[Records about charts and figures]
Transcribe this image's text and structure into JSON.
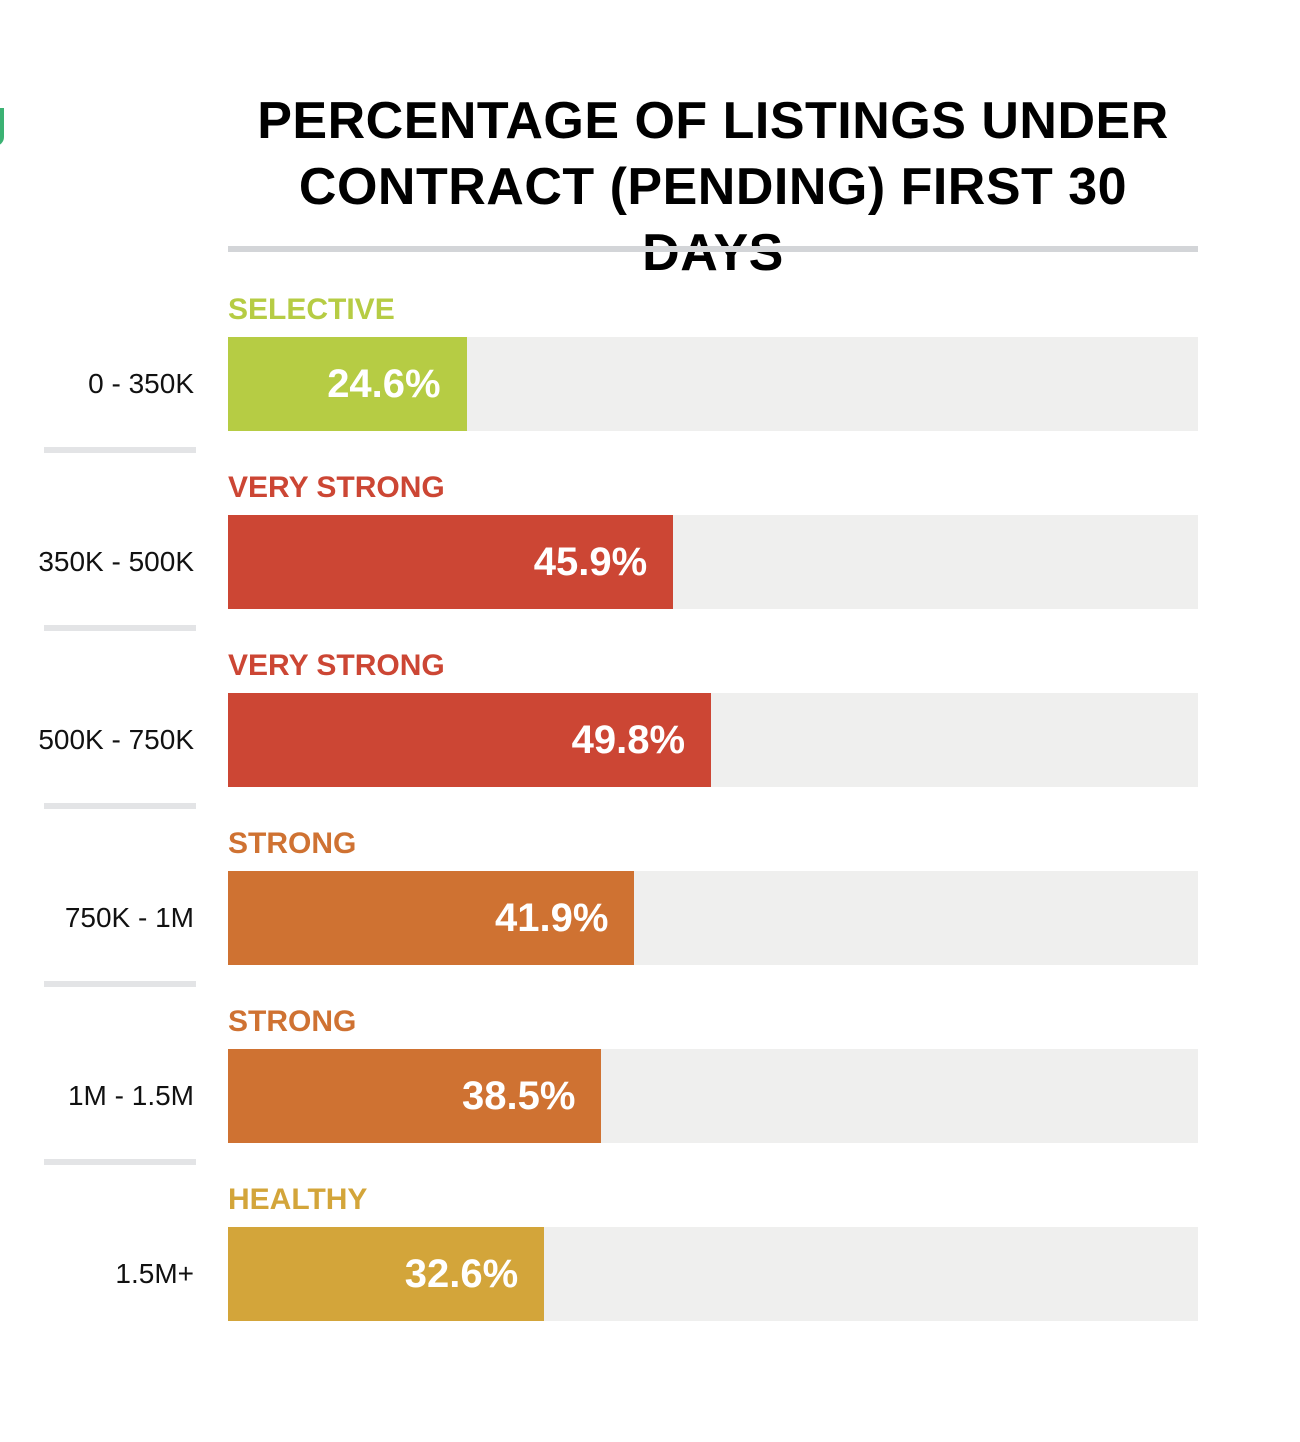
{
  "chart_data": {
    "type": "bar",
    "orientation": "horizontal",
    "title": "PERCENTAGE OF LISTINGS UNDER CONTRACT (PENDING) FIRST 30 DAYS",
    "title_lines": [
      "PERCENTAGE OF LISTINGS UNDER",
      "CONTRACT (PENDING) FIRST 30 DAYS"
    ],
    "xlim": [
      0,
      100
    ],
    "unit": "%",
    "categories": [
      "0 - 350K",
      "350K - 500K",
      "500K - 750K",
      "750K - 1M",
      "1M - 1.5M",
      "1.5M+"
    ],
    "values": [
      24.6,
      45.9,
      49.8,
      41.9,
      38.5,
      32.6
    ],
    "value_labels": [
      "24.6%",
      "45.9%",
      "49.8%",
      "41.9%",
      "38.5%",
      "32.6%"
    ],
    "status_labels": [
      "SELECTIVE",
      "VERY STRONG",
      "VERY STRONG",
      "STRONG",
      "STRONG",
      "HEALTHY"
    ],
    "status_colors": [
      "#b6cc44",
      "#cc4634",
      "#cc4634",
      "#cf7232",
      "#cf7232",
      "#d3a53a"
    ],
    "track_color": "#efefee"
  },
  "colors": {
    "selective": "#b6cc44",
    "very_strong": "#cc4634",
    "strong": "#cf7232",
    "healthy": "#d3a53a",
    "logo_accent": "#3bb273"
  }
}
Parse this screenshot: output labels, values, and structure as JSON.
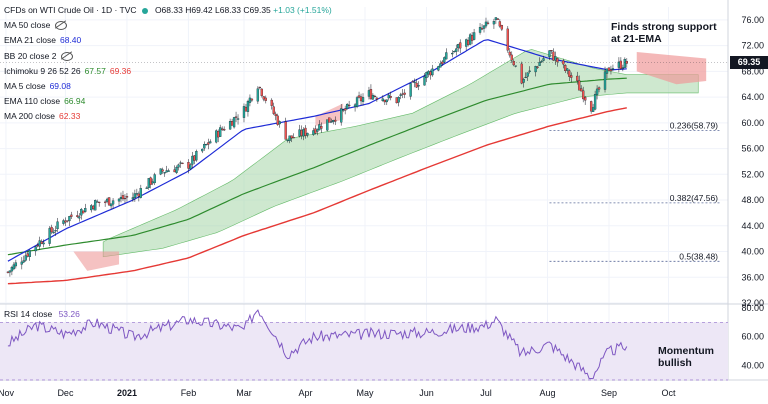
{
  "header": {
    "symbol": "CFDs on WTI Crude Oil · 1D · TVC",
    "open": "O68.33",
    "high": "H69.42",
    "low": "L68.33",
    "close": "C69.35",
    "change": "+1.03 (+1.51%)"
  },
  "indicators": [
    {
      "label": "MA 50 close",
      "value": "",
      "hidden": true
    },
    {
      "label": "EMA 21 close",
      "value": "68.40",
      "color": "#1e2bd6"
    },
    {
      "label": "BB 20 close 2",
      "value": "",
      "hidden": true
    },
    {
      "label": "Ichimoku 9 26 52 26",
      "value": "67.57",
      "value2": "69.36",
      "color": "#2e8b2e",
      "color2": "#e53935"
    },
    {
      "label": "MA 5 close",
      "value": "69.08",
      "color": "#1e2bd6"
    },
    {
      "label": "EMA 110 close",
      "value": "66.94",
      "color": "#2e8b2e"
    },
    {
      "label": "MA 200 close",
      "value": "62.33",
      "color": "#e53935"
    }
  ],
  "annotations": {
    "support_line1": "Finds strong support",
    "support_line2": "at 21-EMA",
    "momentum_line1": "Momentum",
    "momentum_line2": "bullish"
  },
  "last_price": "69.35",
  "rsi_label": "RSI 14 close",
  "rsi_value": "53.26",
  "colors": {
    "up": "#26a69a",
    "down": "#ef5350",
    "ema21": "#1e2bd6",
    "ema110": "#2e8b2e",
    "ma200": "#e53935",
    "rsi": "#7e57c2",
    "rsi_band": "#ede7f6",
    "cloud_bull": "#a5d6a7",
    "cloud_bear": "#ef9a9a"
  },
  "chart_data": [
    {
      "type": "line",
      "title": "CFDs on WTI Crude Oil · 1D · TVC",
      "x_axis_labels": [
        "Nov",
        "Dec",
        "2021",
        "Feb",
        "Mar",
        "Apr",
        "May",
        "Jun",
        "Jul",
        "Aug",
        "Sep",
        "Oct"
      ],
      "x_axis_dates": [
        "2020-11-01",
        "2020-12-01",
        "2021-01-01",
        "2021-02-01",
        "2021-03-01",
        "2021-04-01",
        "2021-05-01",
        "2021-06-01",
        "2021-07-01",
        "2021-08-01",
        "2021-09-01",
        "2021-10-01"
      ],
      "y_axis_ticks": [
        "76.00",
        "72.00",
        "68.00",
        "64.00",
        "60.00",
        "56.00",
        "52.00",
        "48.00",
        "44.00",
        "40.00",
        "36.00",
        "32.00"
      ],
      "ylim": [
        32,
        78
      ],
      "grid": true,
      "series": [
        {
          "name": "CFDs on WTI Crude Oil",
          "x": [
            "2020-11-02",
            "2020-11-16",
            "2020-12-01",
            "2020-12-16",
            "2021-01-04",
            "2021-01-19",
            "2021-02-01",
            "2021-02-16",
            "2021-03-01",
            "2021-03-08",
            "2021-03-23",
            "2021-04-05",
            "2021-04-19",
            "2021-05-03",
            "2021-05-17",
            "2021-06-01",
            "2021-06-16",
            "2021-07-01",
            "2021-07-06",
            "2021-07-19",
            "2021-08-02",
            "2021-08-16",
            "2021-08-23",
            "2021-09-01",
            "2021-09-10"
          ],
          "values": [
            36.8,
            41.0,
            45.0,
            47.5,
            48.5,
            52.5,
            53.5,
            58.5,
            62.0,
            66.0,
            57.5,
            59.0,
            61.5,
            64.5,
            63.5,
            67.5,
            71.5,
            75.0,
            76.0,
            66.5,
            71.0,
            66.0,
            62.5,
            68.5,
            69.35
          ]
        },
        {
          "name": "EMA 21 close",
          "x": [
            "2020-11-02",
            "2020-12-01",
            "2021-01-04",
            "2021-02-01",
            "2021-03-01",
            "2021-04-05",
            "2021-05-03",
            "2021-06-01",
            "2021-07-01",
            "2021-08-02",
            "2021-09-01",
            "2021-09-10"
          ],
          "values": [
            38.5,
            43.5,
            48.0,
            52.5,
            59.0,
            61.0,
            63.0,
            67.5,
            73.0,
            70.0,
            68.2,
            68.4
          ]
        },
        {
          "name": "EMA 110 close",
          "x": [
            "2020-11-02",
            "2020-12-01",
            "2021-01-04",
            "2021-02-01",
            "2021-03-01",
            "2021-04-05",
            "2021-05-03",
            "2021-06-01",
            "2021-07-01",
            "2021-08-02",
            "2021-09-01",
            "2021-09-10"
          ],
          "values": [
            39.5,
            41.0,
            42.5,
            45.0,
            49.0,
            53.0,
            56.5,
            60.0,
            63.5,
            66.0,
            66.8,
            66.94
          ]
        },
        {
          "name": "MA 200 close",
          "x": [
            "2020-11-02",
            "2020-12-01",
            "2021-01-04",
            "2021-02-01",
            "2021-03-01",
            "2021-04-05",
            "2021-05-03",
            "2021-06-01",
            "2021-07-01",
            "2021-08-02",
            "2021-09-01",
            "2021-09-10"
          ],
          "values": [
            35.0,
            35.5,
            37.0,
            39.0,
            42.5,
            46.0,
            49.5,
            53.0,
            56.5,
            59.5,
            61.8,
            62.33
          ]
        }
      ],
      "fibonacci": [
        {
          "label": "0.236(58.79)",
          "value": 58.79
        },
        {
          "label": "0.382(47.56)",
          "value": 47.56
        },
        {
          "label": "0.5(38.48)",
          "value": 38.48
        }
      ]
    },
    {
      "type": "line",
      "title": "RSI 14 close",
      "y_axis_ticks": [
        "80.00",
        "60.00",
        "40.00"
      ],
      "ylim": [
        30,
        82
      ],
      "series": [
        {
          "name": "RSI 14 close",
          "x": [
            "2020-11-02",
            "2020-11-16",
            "2020-12-01",
            "2020-12-16",
            "2021-01-04",
            "2021-02-01",
            "2021-03-01",
            "2021-03-08",
            "2021-03-23",
            "2021-04-05",
            "2021-05-03",
            "2021-06-01",
            "2021-07-01",
            "2021-07-06",
            "2021-07-19",
            "2021-08-02",
            "2021-08-16",
            "2021-08-23",
            "2021-09-01",
            "2021-09-10"
          ],
          "values": [
            55,
            68,
            62,
            70,
            60,
            72,
            65,
            80,
            48,
            60,
            62,
            63,
            68,
            72,
            48,
            55,
            40,
            32,
            50,
            53.26
          ]
        }
      ]
    }
  ]
}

TASK REQUIREMENTS:
In your copy of the listing above, reproduce each line exactly and omit all pictures.

ANSWER TO THE TASK:
Transcribe this image's text and structure into JSON.
{
  "chart_data": {
    "type": "bar",
    "orientation": "horizontal",
    "title": "PERCENTAGE OF LISTINGS UNDER CONTRACT (PENDING) FIRST 30 DAYS",
    "title_lines": [
      "PERCENTAGE OF LISTINGS UNDER",
      "CONTRACT (PENDING) FIRST 30 DAYS"
    ],
    "xlim": [
      0,
      100
    ],
    "unit": "%",
    "categories": [
      "0 - 350K",
      "350K - 500K",
      "500K - 750K",
      "750K - 1M",
      "1M - 1.5M",
      "1.5M+"
    ],
    "values": [
      24.6,
      45.9,
      49.8,
      41.9,
      38.5,
      32.6
    ],
    "value_labels": [
      "24.6%",
      "45.9%",
      "49.8%",
      "41.9%",
      "38.5%",
      "32.6%"
    ],
    "status_labels": [
      "SELECTIVE",
      "VERY STRONG",
      "VERY STRONG",
      "STRONG",
      "STRONG",
      "HEALTHY"
    ],
    "status_colors": [
      "#b6cc44",
      "#cc4634",
      "#cc4634",
      "#cf7232",
      "#cf7232",
      "#d3a53a"
    ],
    "track_color": "#efefee"
  },
  "colors": {
    "selective": "#b6cc44",
    "very_strong": "#cc4634",
    "strong": "#cf7232",
    "healthy": "#d3a53a",
    "logo_accent": "#3bb273"
  }
}
Parse this screenshot: output labels, values, and structure as JSON.
{
  "header": {
    "symbol": "CFDs on WTI Crude Oil · 1D · TVC",
    "open": "O68.33",
    "high": "H69.42",
    "low": "L68.33",
    "close": "C69.35",
    "change": "+1.03 (+1.51%)"
  },
  "indicators": [
    {
      "label": "MA 50 close",
      "value": "",
      "hidden": true
    },
    {
      "label": "EMA 21 close",
      "value": "68.40",
      "color": "#1e2bd6"
    },
    {
      "label": "BB 20 close 2",
      "value": "",
      "hidden": true
    },
    {
      "label": "Ichimoku 9 26 52 26",
      "value": "67.57",
      "value2": "69.36",
      "color": "#2e8b2e",
      "color2": "#e53935"
    },
    {
      "label": "MA 5 close",
      "value": "69.08",
      "color": "#1e2bd6"
    },
    {
      "label": "EMA 110 close",
      "value": "66.94",
      "color": "#2e8b2e"
    },
    {
      "label": "MA 200 close",
      "value": "62.33",
      "color": "#e53935"
    }
  ],
  "annotations": {
    "support_line1": "Finds strong support",
    "support_line2": "at 21-EMA",
    "momentum_line1": "Momentum",
    "momentum_line2": "bullish"
  },
  "last_price": "69.35",
  "rsi_label": "RSI 14 close",
  "rsi_value": "53.26",
  "colors": {
    "up": "#26a69a",
    "down": "#ef5350",
    "ema21": "#1e2bd6",
    "ema110": "#2e8b2e",
    "ma200": "#e53935",
    "rsi": "#7e57c2",
    "rsi_band": "#ede7f6",
    "cloud_bull": "#a5d6a7",
    "cloud_bear": "#ef9a9a"
  },
  "chart_data": [
    {
      "type": "line",
      "title": "CFDs on WTI Crude Oil · 1D · TVC",
      "x_axis_labels": [
        "Nov",
        "Dec",
        "2021",
        "Feb",
        "Mar",
        "Apr",
        "May",
        "Jun",
        "Jul",
        "Aug",
        "Sep",
        "Oct"
      ],
      "x_axis_dates": [
        "2020-11-01",
        "2020-12-01",
        "2021-01-01",
        "2021-02-01",
        "2021-03-01",
        "2021-04-01",
        "2021-05-01",
        "2021-06-01",
        "2021-07-01",
        "2021-08-01",
        "2021-09-01",
        "2021-10-01"
      ],
      "y_axis_ticks": [
        "76.00",
        "72.00",
        "68.00",
        "64.00",
        "60.00",
        "56.00",
        "52.00",
        "48.00",
        "44.00",
        "40.00",
        "36.00",
        "32.00"
      ],
      "ylim": [
        32,
        78
      ],
      "grid": true,
      "series": [
        {
          "name": "CFDs on WTI Crude Oil",
          "x": [
            "2020-11-02",
            "2020-11-16",
            "2020-12-01",
            "2020-12-16",
            "2021-01-04",
            "2021-01-19",
            "2021-02-01",
            "2021-02-16",
            "2021-03-01",
            "2021-03-08",
            "2021-03-23",
            "2021-04-05",
            "2021-04-19",
            "2021-05-03",
            "2021-05-17",
            "2021-06-01",
            "2021-06-16",
            "2021-07-01",
            "2021-07-06",
            "2021-07-19",
            "2021-08-02",
            "2021-08-16",
            "2021-08-23",
            "2021-09-01",
            "2021-09-10"
          ],
          "values": [
            36.8,
            41.0,
            45.0,
            47.5,
            48.5,
            52.5,
            53.5,
            58.5,
            62.0,
            66.0,
            57.5,
            59.0,
            61.5,
            64.5,
            63.5,
            67.5,
            71.5,
            75.0,
            76.0,
            66.5,
            71.0,
            66.0,
            62.5,
            68.5,
            69.35
          ]
        },
        {
          "name": "EMA 21 close",
          "x": [
            "2020-11-02",
            "2020-12-01",
            "2021-01-04",
            "2021-02-01",
            "2021-03-01",
            "2021-04-05",
            "2021-05-03",
            "2021-06-01",
            "2021-07-01",
            "2021-08-02",
            "2021-09-01",
            "2021-09-10"
          ],
          "values": [
            38.5,
            43.5,
            48.0,
            52.5,
            59.0,
            61.0,
            63.0,
            67.5,
            73.0,
            70.0,
            68.2,
            68.4
          ]
        },
        {
          "name": "EMA 110 close",
          "x": [
            "2020-11-02",
            "2020-12-01",
            "2021-01-04",
            "2021-02-01",
            "2021-03-01",
            "2021-04-05",
            "2021-05-03",
            "2021-06-01",
            "2021-07-01",
            "2021-08-02",
            "2021-09-01",
            "2021-09-10"
          ],
          "values": [
            39.5,
            41.0,
            42.5,
            45.0,
            49.0,
            53.0,
            56.5,
            60.0,
            63.5,
            66.0,
            66.8,
            66.94
          ]
        },
        {
          "name": "MA 200 close",
          "x": [
            "2020-11-02",
            "2020-12-01",
            "2021-01-04",
            "2021-02-01",
            "2021-03-01",
            "2021-04-05",
            "2021-05-03",
            "2021-06-01",
            "2021-07-01",
            "2021-08-02",
            "2021-09-01",
            "2021-09-10"
          ],
          "values": [
            35.0,
            35.5,
            37.0,
            39.0,
            42.5,
            46.0,
            49.5,
            53.0,
            56.5,
            59.5,
            61.8,
            62.33
          ]
        }
      ],
      "fibonacci": [
        {
          "label": "0.236(58.79)",
          "value": 58.79
        },
        {
          "label": "0.382(47.56)",
          "value": 47.56
        },
        {
          "label": "0.5(38.48)",
          "value": 38.48
        }
      ]
    },
    {
      "type": "line",
      "title": "RSI 14 close",
      "y_axis_ticks": [
        "80.00",
        "60.00",
        "40.00"
      ],
      "ylim": [
        30,
        82
      ],
      "series": [
        {
          "name": "RSI 14 close",
          "x": [
            "2020-11-02",
            "2020-11-16",
            "2020-12-01",
            "2020-12-16",
            "2021-01-04",
            "2021-02-01",
            "2021-03-01",
            "2021-03-08",
            "2021-03-23",
            "2021-04-05",
            "2021-05-03",
            "2021-06-01",
            "2021-07-01",
            "2021-07-06",
            "2021-07-19",
            "2021-08-02",
            "2021-08-16",
            "2021-08-23",
            "2021-09-01",
            "2021-09-10"
          ],
          "values": [
            55,
            68,
            62,
            70,
            60,
            72,
            65,
            80,
            48,
            60,
            62,
            63,
            68,
            72,
            48,
            55,
            40,
            32,
            50,
            53.26
          ]
        }
      ]
    }
  ]
}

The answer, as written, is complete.